_Stated exercise:_
Output all of the entries exactly as written.

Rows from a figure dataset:
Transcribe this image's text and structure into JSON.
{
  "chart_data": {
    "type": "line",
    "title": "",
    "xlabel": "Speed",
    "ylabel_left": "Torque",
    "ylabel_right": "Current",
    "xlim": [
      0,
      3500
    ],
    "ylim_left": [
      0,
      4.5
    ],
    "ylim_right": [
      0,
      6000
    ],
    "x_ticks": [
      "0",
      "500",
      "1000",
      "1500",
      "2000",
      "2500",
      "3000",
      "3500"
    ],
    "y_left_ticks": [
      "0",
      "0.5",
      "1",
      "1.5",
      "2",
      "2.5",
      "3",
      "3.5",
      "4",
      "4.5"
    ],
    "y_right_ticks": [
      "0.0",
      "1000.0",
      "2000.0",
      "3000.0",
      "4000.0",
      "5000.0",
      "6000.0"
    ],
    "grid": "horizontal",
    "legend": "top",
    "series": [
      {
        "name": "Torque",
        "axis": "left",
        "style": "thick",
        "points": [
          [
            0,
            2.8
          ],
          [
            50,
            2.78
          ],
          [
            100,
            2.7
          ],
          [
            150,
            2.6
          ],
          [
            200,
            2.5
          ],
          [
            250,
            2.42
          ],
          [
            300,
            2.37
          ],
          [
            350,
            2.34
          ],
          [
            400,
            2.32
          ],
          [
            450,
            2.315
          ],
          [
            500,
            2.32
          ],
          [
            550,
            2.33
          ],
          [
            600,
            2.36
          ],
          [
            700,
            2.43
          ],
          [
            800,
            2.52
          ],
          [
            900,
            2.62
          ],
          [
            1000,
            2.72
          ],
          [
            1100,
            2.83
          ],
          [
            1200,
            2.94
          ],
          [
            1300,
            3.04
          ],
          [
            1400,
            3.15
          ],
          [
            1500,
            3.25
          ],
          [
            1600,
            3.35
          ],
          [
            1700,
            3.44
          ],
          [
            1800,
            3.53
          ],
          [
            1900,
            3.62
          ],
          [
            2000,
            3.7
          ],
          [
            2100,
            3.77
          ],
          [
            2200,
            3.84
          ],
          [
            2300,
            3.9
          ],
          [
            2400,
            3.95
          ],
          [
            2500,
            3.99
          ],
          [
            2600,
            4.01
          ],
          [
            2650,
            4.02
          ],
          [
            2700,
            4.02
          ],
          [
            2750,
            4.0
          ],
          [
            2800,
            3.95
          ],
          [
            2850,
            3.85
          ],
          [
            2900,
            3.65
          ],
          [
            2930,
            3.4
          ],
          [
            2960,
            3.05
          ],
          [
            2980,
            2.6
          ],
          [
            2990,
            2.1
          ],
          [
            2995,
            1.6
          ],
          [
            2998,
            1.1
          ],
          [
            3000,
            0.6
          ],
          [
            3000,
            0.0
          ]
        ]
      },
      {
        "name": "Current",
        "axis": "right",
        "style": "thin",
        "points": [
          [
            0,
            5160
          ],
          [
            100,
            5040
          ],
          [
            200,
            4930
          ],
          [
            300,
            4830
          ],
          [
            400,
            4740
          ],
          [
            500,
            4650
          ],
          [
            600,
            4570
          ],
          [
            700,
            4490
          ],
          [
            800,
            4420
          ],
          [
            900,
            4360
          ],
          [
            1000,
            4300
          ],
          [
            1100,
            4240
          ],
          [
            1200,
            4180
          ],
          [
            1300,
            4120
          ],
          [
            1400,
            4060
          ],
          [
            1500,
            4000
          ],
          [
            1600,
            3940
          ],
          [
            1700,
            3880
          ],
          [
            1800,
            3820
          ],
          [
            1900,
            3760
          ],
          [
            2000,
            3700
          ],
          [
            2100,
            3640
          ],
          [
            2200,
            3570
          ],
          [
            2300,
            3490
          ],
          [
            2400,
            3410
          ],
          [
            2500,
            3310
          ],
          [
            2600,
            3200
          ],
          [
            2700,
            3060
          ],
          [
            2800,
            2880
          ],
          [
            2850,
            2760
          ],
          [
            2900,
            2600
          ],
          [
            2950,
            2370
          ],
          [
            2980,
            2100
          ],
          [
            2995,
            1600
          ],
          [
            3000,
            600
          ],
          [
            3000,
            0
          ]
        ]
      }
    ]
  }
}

_Reply:_
Transcribe this image's text and structure into JSON.
{
  "chart_data": {
    "type": "line",
    "title": "",
    "xlabel": "Speed",
    "ylabel_left": "Torque",
    "ylabel_right": "Current",
    "xlim": [
      0,
      3500
    ],
    "ylim_left": [
      0,
      4.5
    ],
    "ylim_right": [
      0,
      6000
    ],
    "x_ticks": [
      "0",
      "500",
      "1000",
      "1500",
      "2000",
      "2500",
      "3000",
      "3500"
    ],
    "y_left_ticks": [
      "0",
      "0.5",
      "1",
      "1.5",
      "2",
      "2.5",
      "3",
      "3.5",
      "4",
      "4.5"
    ],
    "y_right_ticks": [
      "0.0",
      "1000.0",
      "2000.0",
      "3000.0",
      "4000.0",
      "5000.0",
      "6000.0"
    ],
    "grid": "horizontal",
    "legend": "top",
    "series": [
      {
        "name": "Torque",
        "axis": "left",
        "style": "thick",
        "points": [
          [
            0,
            2.8
          ],
          [
            50,
            2.78
          ],
          [
            100,
            2.7
          ],
          [
            150,
            2.6
          ],
          [
            200,
            2.5
          ],
          [
            250,
            2.42
          ],
          [
            300,
            2.37
          ],
          [
            350,
            2.34
          ],
          [
            400,
            2.32
          ],
          [
            450,
            2.315
          ],
          [
            500,
            2.32
          ],
          [
            550,
            2.33
          ],
          [
            600,
            2.36
          ],
          [
            700,
            2.43
          ],
          [
            800,
            2.52
          ],
          [
            900,
            2.62
          ],
          [
            1000,
            2.72
          ],
          [
            1100,
            2.83
          ],
          [
            1200,
            2.94
          ],
          [
            1300,
            3.04
          ],
          [
            1400,
            3.15
          ],
          [
            1500,
            3.25
          ],
          [
            1600,
            3.35
          ],
          [
            1700,
            3.44
          ],
          [
            1800,
            3.53
          ],
          [
            1900,
            3.62
          ],
          [
            2000,
            3.7
          ],
          [
            2100,
            3.77
          ],
          [
            2200,
            3.84
          ],
          [
            2300,
            3.9
          ],
          [
            2400,
            3.95
          ],
          [
            2500,
            3.99
          ],
          [
            2600,
            4.01
          ],
          [
            2650,
            4.02
          ],
          [
            2700,
            4.02
          ],
          [
            2750,
            4.0
          ],
          [
            2800,
            3.95
          ],
          [
            2850,
            3.85
          ],
          [
            2900,
            3.65
          ],
          [
            2930,
            3.4
          ],
          [
            2960,
            3.05
          ],
          [
            2980,
            2.6
          ],
          [
            2990,
            2.1
          ],
          [
            2995,
            1.6
          ],
          [
            2998,
            1.1
          ],
          [
            3000,
            0.6
          ],
          [
            3000,
            0.0
          ]
        ]
      },
      {
        "name": "Current",
        "axis": "right",
        "style": "thin",
        "points": [
          [
            0,
            5160
          ],
          [
            100,
            5040
          ],
          [
            200,
            4930
          ],
          [
            300,
            4830
          ],
          [
            400,
            4740
          ],
          [
            500,
            4650
          ],
          [
            600,
            4570
          ],
          [
            700,
            4490
          ],
          [
            800,
            4420
          ],
          [
            900,
            4360
          ],
          [
            1000,
            4300
          ],
          [
            1100,
            4240
          ],
          [
            1200,
            4180
          ],
          [
            1300,
            4120
          ],
          [
            1400,
            4060
          ],
          [
            1500,
            4000
          ],
          [
            1600,
            3940
          ],
          [
            1700,
            3880
          ],
          [
            1800,
            3820
          ],
          [
            1900,
            3760
          ],
          [
            2000,
            3700
          ],
          [
            2100,
            3640
          ],
          [
            2200,
            3570
          ],
          [
            2300,
            3490
          ],
          [
            2400,
            3410
          ],
          [
            2500,
            3310
          ],
          [
            2600,
            3200
          ],
          [
            2700,
            3060
          ],
          [
            2800,
            2880
          ],
          [
            2850,
            2760
          ],
          [
            2900,
            2600
          ],
          [
            2950,
            2370
          ],
          [
            2980,
            2100
          ],
          [
            2995,
            1600
          ],
          [
            3000,
            600
          ],
          [
            3000,
            0
          ]
        ]
      }
    ]
  }
}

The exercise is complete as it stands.